▼
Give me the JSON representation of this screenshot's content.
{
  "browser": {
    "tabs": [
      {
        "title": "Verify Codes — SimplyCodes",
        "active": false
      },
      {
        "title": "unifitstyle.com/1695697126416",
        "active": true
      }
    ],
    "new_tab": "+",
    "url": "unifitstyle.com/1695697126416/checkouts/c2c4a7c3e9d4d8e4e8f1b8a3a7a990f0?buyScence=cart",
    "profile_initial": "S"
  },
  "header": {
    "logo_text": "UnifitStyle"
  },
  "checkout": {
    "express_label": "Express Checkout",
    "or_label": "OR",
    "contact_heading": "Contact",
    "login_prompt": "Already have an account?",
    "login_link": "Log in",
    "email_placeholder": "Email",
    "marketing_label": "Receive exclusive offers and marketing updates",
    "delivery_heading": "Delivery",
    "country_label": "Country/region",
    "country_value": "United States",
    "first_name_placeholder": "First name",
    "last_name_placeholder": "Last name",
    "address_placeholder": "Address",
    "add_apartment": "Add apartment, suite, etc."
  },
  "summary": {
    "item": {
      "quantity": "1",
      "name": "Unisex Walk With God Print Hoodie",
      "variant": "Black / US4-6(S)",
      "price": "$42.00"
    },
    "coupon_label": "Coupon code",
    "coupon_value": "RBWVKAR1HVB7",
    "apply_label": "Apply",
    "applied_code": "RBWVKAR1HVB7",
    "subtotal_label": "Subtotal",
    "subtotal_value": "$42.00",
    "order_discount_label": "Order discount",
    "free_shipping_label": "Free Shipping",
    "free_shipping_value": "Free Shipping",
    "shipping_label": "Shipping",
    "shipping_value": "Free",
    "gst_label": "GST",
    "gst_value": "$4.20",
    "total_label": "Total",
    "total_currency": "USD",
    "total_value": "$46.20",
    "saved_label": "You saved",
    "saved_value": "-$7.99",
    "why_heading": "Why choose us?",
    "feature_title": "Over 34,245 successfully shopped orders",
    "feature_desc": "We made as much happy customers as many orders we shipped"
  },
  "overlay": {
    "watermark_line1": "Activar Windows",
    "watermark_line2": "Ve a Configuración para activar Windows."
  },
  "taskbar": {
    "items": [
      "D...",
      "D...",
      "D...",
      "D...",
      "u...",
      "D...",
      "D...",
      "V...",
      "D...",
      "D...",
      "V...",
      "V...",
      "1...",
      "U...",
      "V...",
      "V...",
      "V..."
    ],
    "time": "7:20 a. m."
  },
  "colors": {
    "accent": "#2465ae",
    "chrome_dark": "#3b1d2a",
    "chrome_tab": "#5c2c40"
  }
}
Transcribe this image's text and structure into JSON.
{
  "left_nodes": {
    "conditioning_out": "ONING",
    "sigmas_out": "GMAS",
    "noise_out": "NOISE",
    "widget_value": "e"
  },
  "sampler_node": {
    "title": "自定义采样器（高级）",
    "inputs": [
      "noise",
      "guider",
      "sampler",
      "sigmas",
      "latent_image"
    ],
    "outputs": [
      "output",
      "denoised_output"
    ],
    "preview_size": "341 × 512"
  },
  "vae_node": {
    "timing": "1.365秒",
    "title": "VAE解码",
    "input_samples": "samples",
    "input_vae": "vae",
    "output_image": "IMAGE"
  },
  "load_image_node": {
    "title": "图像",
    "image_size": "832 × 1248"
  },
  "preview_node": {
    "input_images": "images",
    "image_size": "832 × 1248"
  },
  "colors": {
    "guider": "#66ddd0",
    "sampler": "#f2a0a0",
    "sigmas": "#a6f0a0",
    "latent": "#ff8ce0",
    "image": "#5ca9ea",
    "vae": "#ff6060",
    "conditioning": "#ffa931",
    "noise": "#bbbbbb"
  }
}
▲
(Given request): Collect the complete line wherever the string "JSON" appears in the records.

(Written solution):
Give me the JSON representation of this screenshot's content.
Transcribe this image's text and structure into JSON.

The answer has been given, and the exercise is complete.